Task to carry out — Copy each line that contains the word "LIRI".
** begin Extracted information **
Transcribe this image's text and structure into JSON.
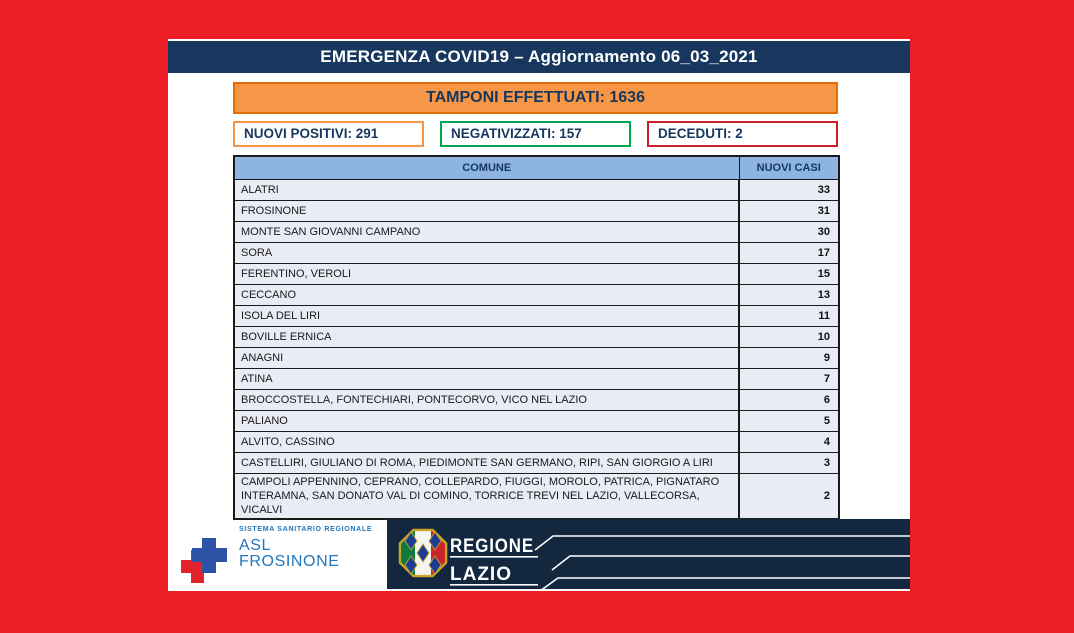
{
  "page": {
    "background_color": "#EC1D25",
    "card_color": "#FFFFFF"
  },
  "header": {
    "title": "EMERGENZA COVID19 – Aggiornamento 06_03_2021",
    "bg_color": "#17375E",
    "text_color": "#FFFFFF"
  },
  "tamponi": {
    "label": "TAMPONI EFFETTUATI: 1636",
    "bg_color": "#F79646",
    "border_color": "#E36C0A",
    "text_color": "#17375E"
  },
  "stats": [
    {
      "label": "NUOVI POSITIVI: 291",
      "border_color": "#F79646"
    },
    {
      "label": "NEGATIVIZZATI: 157",
      "border_color": "#00A550"
    },
    {
      "label": "DECEDUTI: 2",
      "border_color": "#CC1F26"
    }
  ],
  "table": {
    "columns": [
      "COMUNE",
      "NUOVI CASI"
    ],
    "header_bg": "#8DB4E2",
    "row_bg": "#E9EBF5",
    "rows": [
      {
        "comune": "ALATRI",
        "nuovi_casi": "33"
      },
      {
        "comune": "FROSINONE",
        "nuovi_casi": "31"
      },
      {
        "comune": "MONTE SAN GIOVANNI CAMPANO",
        "nuovi_casi": "30"
      },
      {
        "comune": "SORA",
        "nuovi_casi": "17"
      },
      {
        "comune": "FERENTINO, VEROLI",
        "nuovi_casi": "15"
      },
      {
        "comune": "CECCANO",
        "nuovi_casi": "13"
      },
      {
        "comune": "ISOLA DEL LIRI",
        "nuovi_casi": "11"
      },
      {
        "comune": "BOVILLE ERNICA",
        "nuovi_casi": "10"
      },
      {
        "comune": "ANAGNI",
        "nuovi_casi": "9"
      },
      {
        "comune": "ATINA",
        "nuovi_casi": "7"
      },
      {
        "comune": "BROCCOSTELLA, FONTECHIARI, PONTECORVO, VICO NEL LAZIO",
        "nuovi_casi": "6"
      },
      {
        "comune": "PALIANO",
        "nuovi_casi": "5"
      },
      {
        "comune": "ALVITO, CASSINO",
        "nuovi_casi": "4"
      },
      {
        "comune": "CASTELLIRI, GIULIANO DI ROMA, PIEDIMONTE SAN GERMANO, RIPI, SAN GIORGIO A LIRI",
        "nuovi_casi": "3"
      },
      {
        "comune": "CAMPOLI APPENNINO, CEPRANO, COLLEPARDO, FIUGGI, MOROLO, PATRICA, PIGNATARO INTERAMNA, SAN DONATO VAL DI COMINO, TORRICE TREVI NEL LAZIO, VALLECORSA, VICALVI",
        "nuovi_casi": "2"
      }
    ]
  },
  "footer": {
    "asl": {
      "small_label": "SISTEMA SANITARIO REGIONALE",
      "line1": "ASL",
      "line2": "FROSINONE",
      "text_color": "#2176BC",
      "cross_blue": "#2C53A5",
      "cross_red": "#E42229"
    },
    "region": {
      "line1": "REGIONE",
      "line2": "LAZIO",
      "bar_color": "#13283F"
    }
  }
}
** end Extracted information **
Solution for this task —
        "comune": "ISOLA DEL LIRI",
        "comune": "CASTELLIRI, GIULIANO DI ROMA, PIEDIMONTE SAN GERMANO, RIPI, SAN GIORGIO A LIRI",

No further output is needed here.